Goal: Reproduce everything in the piece on the Quincy Institute resignations below, from "Still, it’s a" down to "be fundamentally reoriented.", word for word.

Document section:
** Start **

America’s Top Anti-War Think Tank Is Fracturing Over Ukraine. That’s the headline on a piece that appeared in Mother Jones on Friday, and it’s a somewhat hyperbolic rendering of the actual underlying story. Here’s the story:
Within the space of two weeks, two people at the Quincy Institute for Responsible Statecraft resigned over disagreements with others at the think tank about the Ukraine war. One was a board member and one was a non-resident fellow. That’s two people out of 13 board members and 37 non-resident fellows (not to mention a bunch of staffers). If this is a fracture, it’s a hairline fracture.
Still, it’s a valuable fracture, because it illuminates what may be the biggest single challenge to people in the “restrainer” coalition that Quincy embodies—the left-right coalition of people who think America’s foreign policy has for decades been too militaristic (lacking in “restraint”) and should be fundamentally reoriented.
And that biggest single challenge to the restrainer coalition is… the human mind! Human beings have mental tendencies that sometimes make it hard for restrainers to get a fair hearing. These tendencies—which include deep intuitions about blame and responsibility that can lead to misunderstandings about what some restrainers are saying—seem to be part of human nature, built pretty deeply into our brains.
Consider the brain of Joseph Cirincione, the Quincy non-resident fellow whose resignation on Thursday prompted the Mother Jones story. (Disclosure: I’ve known Joe for more than a decade and consider him a friend. As you’ll see, I’m capable of criticizing friends—and also capable of calling them by their last names, a journalistic convention I’ll stick with in this piece, though it feels awkward.)
Cirincione hasn’t made many public statements about his resignation—just a terse tweet announcing it and several subsequent quotes in Mother Jones or Politico. But even these few statements include a number of characterizations of the views of people at Quincy that seem to me seriously misleading. (I don’t think they were intentionally misleading. That’s another thing about the human brain: It’s good at getting us to misrepresent reality without realizing we’re doing that.)

** End **

Data:
** Start **

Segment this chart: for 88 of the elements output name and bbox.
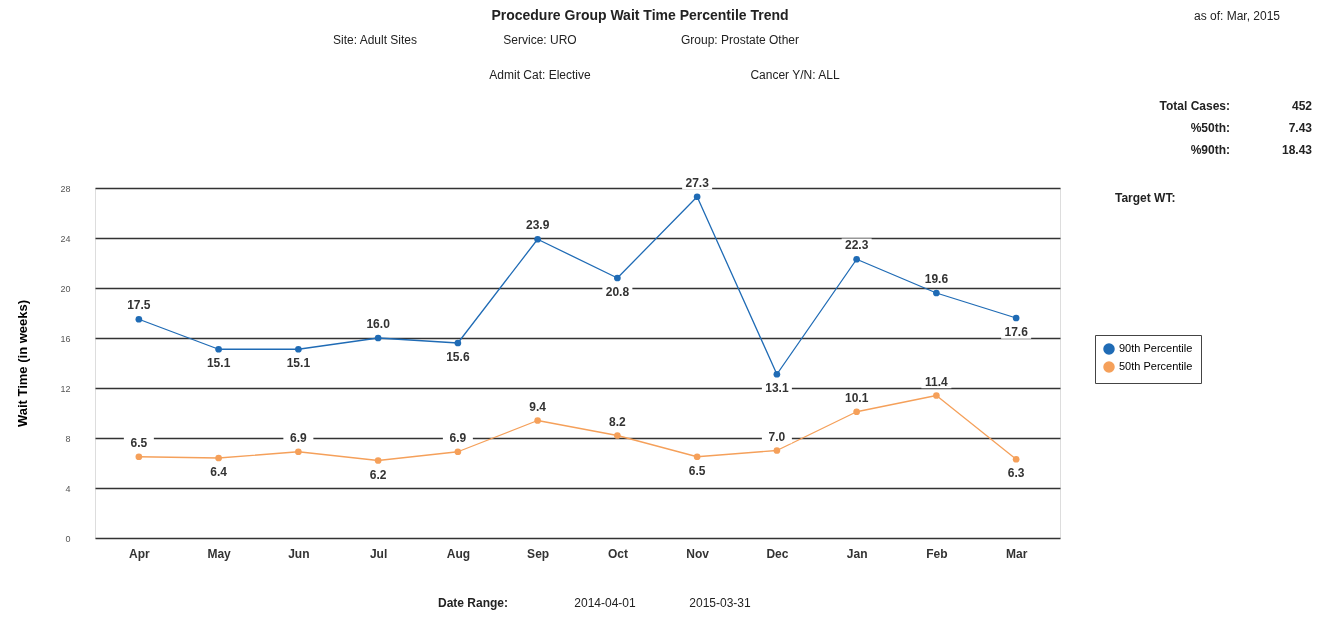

** End **

The result:
Still, it’s a valuable fracture, because it illuminates what may be the biggest single challenge to people in the “restrainer” coalition that Quincy embodies—the left-right coalition of people who think America’s foreign policy has for decades been too militaristic (lacking in “restraint”) and should be fundamentally reoriented.